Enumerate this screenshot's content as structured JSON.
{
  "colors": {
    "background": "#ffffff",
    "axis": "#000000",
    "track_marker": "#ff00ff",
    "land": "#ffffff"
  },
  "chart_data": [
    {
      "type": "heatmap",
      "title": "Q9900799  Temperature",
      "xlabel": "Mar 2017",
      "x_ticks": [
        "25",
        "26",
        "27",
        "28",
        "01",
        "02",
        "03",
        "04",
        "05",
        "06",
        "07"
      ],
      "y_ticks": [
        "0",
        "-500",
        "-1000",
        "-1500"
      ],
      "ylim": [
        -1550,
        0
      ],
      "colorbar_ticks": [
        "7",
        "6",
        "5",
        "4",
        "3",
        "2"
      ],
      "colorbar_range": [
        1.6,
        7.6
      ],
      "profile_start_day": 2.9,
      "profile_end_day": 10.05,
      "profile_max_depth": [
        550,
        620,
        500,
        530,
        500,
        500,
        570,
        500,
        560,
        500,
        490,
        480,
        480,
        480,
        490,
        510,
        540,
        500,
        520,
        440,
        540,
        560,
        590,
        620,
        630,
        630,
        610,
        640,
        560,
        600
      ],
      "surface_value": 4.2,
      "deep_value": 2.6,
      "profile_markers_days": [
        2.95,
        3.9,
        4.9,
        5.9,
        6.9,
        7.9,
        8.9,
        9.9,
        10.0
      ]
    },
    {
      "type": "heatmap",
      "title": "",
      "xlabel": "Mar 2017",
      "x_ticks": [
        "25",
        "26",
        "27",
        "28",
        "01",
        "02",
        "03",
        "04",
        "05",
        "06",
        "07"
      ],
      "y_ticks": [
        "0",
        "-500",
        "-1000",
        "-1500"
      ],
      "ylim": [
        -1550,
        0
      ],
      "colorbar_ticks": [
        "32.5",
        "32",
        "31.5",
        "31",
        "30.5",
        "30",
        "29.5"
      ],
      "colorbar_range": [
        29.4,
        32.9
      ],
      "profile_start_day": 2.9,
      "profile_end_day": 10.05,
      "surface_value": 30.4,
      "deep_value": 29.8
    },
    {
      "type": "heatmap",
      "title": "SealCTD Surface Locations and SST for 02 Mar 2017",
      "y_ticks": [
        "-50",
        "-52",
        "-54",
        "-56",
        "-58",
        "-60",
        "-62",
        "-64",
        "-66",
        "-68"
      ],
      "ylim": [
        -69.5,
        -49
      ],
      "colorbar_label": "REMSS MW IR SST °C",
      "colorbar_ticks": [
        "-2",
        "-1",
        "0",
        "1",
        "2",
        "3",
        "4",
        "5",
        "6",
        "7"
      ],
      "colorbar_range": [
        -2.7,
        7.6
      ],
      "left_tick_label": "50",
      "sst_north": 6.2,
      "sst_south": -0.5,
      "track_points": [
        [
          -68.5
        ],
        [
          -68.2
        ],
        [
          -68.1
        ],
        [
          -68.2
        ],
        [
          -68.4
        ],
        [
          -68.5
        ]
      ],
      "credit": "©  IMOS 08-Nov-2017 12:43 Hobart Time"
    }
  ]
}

====

> _What the exercise asks_: Write an exact transcription of every entry above.

> _Reply to the exercise_:
Enumerate this screenshot's content as structured JSON.
{
  "colors": {
    "background": "#ffffff",
    "axis": "#000000",
    "track_marker": "#ff00ff",
    "land": "#ffffff"
  },
  "chart_data": [
    {
      "type": "heatmap",
      "title": "Q9900799  Temperature",
      "xlabel": "Mar 2017",
      "x_ticks": [
        "25",
        "26",
        "27",
        "28",
        "01",
        "02",
        "03",
        "04",
        "05",
        "06",
        "07"
      ],
      "y_ticks": [
        "0",
        "-500",
        "-1000",
        "-1500"
      ],
      "ylim": [
        -1550,
        0
      ],
      "colorbar_ticks": [
        "7",
        "6",
        "5",
        "4",
        "3",
        "2"
      ],
      "colorbar_range": [
        1.6,
        7.6
      ],
      "profile_start_day": 2.9,
      "profile_end_day": 10.05,
      "profile_max_depth": [
        550,
        620,
        500,
        530,
        500,
        500,
        570,
        500,
        560,
        500,
        490,
        480,
        480,
        480,
        490,
        510,
        540,
        500,
        520,
        440,
        540,
        560,
        590,
        620,
        630,
        630,
        610,
        640,
        560,
        600
      ],
      "surface_value": 4.2,
      "deep_value": 2.6,
      "profile_markers_days": [
        2.95,
        3.9,
        4.9,
        5.9,
        6.9,
        7.9,
        8.9,
        9.9,
        10.0
      ]
    },
    {
      "type": "heatmap",
      "title": "",
      "xlabel": "Mar 2017",
      "x_ticks": [
        "25",
        "26",
        "27",
        "28",
        "01",
        "02",
        "03",
        "04",
        "05",
        "06",
        "07"
      ],
      "y_ticks": [
        "0",
        "-500",
        "-1000",
        "-1500"
      ],
      "ylim": [
        -1550,
        0
      ],
      "colorbar_ticks": [
        "32.5",
        "32",
        "31.5",
        "31",
        "30.5",
        "30",
        "29.5"
      ],
      "colorbar_range": [
        29.4,
        32.9
      ],
      "profile_start_day": 2.9,
      "profile_end_day": 10.05,
      "surface_value": 30.4,
      "deep_value": 29.8
    },
    {
      "type": "heatmap",
      "title": "SealCTD Surface Locations and SST for 02 Mar 2017",
      "y_ticks": [
        "-50",
        "-52",
        "-54",
        "-56",
        "-58",
        "-60",
        "-62",
        "-64",
        "-66",
        "-68"
      ],
      "ylim": [
        -69.5,
        -49
      ],
      "colorbar_label": "REMSS MW IR SST °C",
      "colorbar_ticks": [
        "-2",
        "-1",
        "0",
        "1",
        "2",
        "3",
        "4",
        "5",
        "6",
        "7"
      ],
      "colorbar_range": [
        -2.7,
        7.6
      ],
      "left_tick_label": "50",
      "sst_north": 6.2,
      "sst_south": -0.5,
      "track_points": [
        [
          -68.5
        ],
        [
          -68.2
        ],
        [
          -68.1
        ],
        [
          -68.2
        ],
        [
          -68.4
        ],
        [
          -68.5
        ]
      ],
      "credit": "©  IMOS 08-Nov-2017 12:43 Hobart Time"
    }
  ]
}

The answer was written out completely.